##### DATASET #####

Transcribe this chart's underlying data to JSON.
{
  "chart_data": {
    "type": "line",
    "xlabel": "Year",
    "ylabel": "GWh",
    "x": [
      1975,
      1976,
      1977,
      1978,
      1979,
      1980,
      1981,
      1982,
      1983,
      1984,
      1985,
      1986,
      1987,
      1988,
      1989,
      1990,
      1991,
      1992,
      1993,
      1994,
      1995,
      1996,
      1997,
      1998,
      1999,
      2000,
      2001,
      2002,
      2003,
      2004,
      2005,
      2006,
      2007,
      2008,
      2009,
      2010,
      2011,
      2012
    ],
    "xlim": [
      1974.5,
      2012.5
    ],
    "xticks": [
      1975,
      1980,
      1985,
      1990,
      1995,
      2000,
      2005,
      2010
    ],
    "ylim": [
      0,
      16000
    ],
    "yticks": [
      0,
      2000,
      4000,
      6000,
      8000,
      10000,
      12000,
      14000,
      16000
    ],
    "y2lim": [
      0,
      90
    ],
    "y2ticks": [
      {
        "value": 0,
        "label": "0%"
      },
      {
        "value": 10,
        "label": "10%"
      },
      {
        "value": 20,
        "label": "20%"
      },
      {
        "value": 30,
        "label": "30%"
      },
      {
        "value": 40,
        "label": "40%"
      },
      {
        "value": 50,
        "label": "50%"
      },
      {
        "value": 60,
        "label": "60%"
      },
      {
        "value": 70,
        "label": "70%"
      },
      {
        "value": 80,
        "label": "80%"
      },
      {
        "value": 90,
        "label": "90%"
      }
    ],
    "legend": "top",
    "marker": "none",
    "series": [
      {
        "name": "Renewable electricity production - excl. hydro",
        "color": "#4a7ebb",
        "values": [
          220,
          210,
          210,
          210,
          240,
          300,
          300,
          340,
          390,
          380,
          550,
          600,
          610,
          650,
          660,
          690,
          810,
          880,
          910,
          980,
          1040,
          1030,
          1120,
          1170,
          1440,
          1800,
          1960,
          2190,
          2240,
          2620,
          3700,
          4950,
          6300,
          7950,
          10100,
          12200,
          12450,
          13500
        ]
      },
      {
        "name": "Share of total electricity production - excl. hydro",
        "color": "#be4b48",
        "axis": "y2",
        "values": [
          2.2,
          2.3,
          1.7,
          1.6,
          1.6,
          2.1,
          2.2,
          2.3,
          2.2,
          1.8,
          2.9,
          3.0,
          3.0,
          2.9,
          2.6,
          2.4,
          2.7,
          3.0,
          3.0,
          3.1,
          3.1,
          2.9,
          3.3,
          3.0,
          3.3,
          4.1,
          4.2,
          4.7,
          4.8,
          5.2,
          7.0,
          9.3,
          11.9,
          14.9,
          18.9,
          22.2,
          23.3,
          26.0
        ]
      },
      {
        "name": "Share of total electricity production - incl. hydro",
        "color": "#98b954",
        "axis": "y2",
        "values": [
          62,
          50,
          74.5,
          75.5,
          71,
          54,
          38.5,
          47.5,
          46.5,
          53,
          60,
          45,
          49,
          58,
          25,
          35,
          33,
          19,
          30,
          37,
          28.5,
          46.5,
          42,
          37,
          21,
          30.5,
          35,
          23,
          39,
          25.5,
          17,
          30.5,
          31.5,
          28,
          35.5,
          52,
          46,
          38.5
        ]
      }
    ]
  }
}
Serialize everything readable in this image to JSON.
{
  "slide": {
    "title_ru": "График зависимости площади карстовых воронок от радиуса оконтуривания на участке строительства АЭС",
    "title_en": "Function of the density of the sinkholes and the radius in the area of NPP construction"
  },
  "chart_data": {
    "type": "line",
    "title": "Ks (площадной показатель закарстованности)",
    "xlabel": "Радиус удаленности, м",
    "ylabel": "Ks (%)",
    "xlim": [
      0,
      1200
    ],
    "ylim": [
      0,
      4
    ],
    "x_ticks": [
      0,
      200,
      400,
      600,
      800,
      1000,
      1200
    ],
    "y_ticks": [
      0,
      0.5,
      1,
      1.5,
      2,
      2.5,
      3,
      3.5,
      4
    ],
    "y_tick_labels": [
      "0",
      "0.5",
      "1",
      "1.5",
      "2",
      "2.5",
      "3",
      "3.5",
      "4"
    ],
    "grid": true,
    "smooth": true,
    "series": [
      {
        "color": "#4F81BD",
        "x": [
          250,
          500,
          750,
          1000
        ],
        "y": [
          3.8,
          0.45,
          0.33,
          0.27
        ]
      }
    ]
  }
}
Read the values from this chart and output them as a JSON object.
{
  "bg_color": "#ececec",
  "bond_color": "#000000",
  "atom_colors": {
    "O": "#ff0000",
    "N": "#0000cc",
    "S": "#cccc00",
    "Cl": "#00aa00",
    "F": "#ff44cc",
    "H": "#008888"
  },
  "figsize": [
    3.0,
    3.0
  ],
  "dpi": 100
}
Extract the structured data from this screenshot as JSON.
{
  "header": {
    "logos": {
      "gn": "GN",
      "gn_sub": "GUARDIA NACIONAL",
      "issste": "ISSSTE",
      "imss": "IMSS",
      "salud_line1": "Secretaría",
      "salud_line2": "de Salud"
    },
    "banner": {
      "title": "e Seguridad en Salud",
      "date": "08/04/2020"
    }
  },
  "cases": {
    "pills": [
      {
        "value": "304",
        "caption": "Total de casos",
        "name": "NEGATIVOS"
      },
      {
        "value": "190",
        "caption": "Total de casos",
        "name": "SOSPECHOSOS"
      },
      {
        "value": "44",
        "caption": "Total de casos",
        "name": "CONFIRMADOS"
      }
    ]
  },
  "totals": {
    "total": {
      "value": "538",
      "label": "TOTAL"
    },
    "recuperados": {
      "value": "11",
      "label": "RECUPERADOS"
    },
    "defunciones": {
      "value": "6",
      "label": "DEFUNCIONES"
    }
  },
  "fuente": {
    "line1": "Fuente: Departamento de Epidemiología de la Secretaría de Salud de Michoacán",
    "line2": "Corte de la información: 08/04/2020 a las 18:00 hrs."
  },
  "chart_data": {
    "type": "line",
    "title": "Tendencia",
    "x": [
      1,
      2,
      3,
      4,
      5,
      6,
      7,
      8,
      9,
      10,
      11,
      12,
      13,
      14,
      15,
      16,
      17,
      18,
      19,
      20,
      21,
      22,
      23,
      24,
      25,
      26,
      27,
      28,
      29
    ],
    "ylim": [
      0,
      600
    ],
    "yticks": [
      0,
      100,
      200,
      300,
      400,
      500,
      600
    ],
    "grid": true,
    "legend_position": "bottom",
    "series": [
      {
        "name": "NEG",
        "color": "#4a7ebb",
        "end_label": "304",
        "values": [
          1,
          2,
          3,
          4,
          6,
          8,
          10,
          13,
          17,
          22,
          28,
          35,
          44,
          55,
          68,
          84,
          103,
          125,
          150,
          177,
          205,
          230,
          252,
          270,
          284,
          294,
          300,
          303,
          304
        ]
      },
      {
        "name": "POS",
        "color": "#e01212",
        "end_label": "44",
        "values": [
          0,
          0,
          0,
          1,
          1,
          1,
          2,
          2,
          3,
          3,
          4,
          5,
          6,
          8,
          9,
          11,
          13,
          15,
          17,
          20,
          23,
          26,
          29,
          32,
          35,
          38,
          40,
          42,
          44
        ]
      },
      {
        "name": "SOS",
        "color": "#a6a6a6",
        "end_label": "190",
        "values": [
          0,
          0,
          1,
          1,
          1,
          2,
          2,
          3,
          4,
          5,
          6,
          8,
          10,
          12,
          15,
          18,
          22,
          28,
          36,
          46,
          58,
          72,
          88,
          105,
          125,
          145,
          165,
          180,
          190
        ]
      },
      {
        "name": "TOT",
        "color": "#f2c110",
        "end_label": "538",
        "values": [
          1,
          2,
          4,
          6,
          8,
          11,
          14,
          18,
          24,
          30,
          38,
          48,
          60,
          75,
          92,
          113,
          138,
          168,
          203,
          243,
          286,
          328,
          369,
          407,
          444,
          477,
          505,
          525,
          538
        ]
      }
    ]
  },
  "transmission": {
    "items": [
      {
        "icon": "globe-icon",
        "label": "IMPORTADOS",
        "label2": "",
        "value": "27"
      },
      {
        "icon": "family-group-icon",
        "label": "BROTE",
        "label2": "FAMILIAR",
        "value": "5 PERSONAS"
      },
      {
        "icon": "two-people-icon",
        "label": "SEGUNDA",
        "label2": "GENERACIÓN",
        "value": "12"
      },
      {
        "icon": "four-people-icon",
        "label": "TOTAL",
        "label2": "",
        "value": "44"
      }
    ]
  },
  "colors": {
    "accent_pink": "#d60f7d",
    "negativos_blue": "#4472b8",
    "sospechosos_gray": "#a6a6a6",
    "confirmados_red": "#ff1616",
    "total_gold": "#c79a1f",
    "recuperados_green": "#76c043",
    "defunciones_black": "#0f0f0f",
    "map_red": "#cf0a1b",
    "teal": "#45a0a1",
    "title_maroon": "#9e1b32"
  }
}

#####

**GIVEN INSTRUCTION**
Find each line in the records holding the string "name" and show it.

**WRITTEN REPLY**
        "name": "Renewable electricity production - excl. hydro",
        "name": "Share of total electricity production - excl. hydro",
        "name": "Share of total electricity production - incl. hydro",
        "name": "NEGATIVOS"
        "name": "SOSPECHOSOS"
        "name": "CONFIRMADOS"
        "name": "NEG",
        "name": "POS",
        "name": "SOS",
        "name": "TOT",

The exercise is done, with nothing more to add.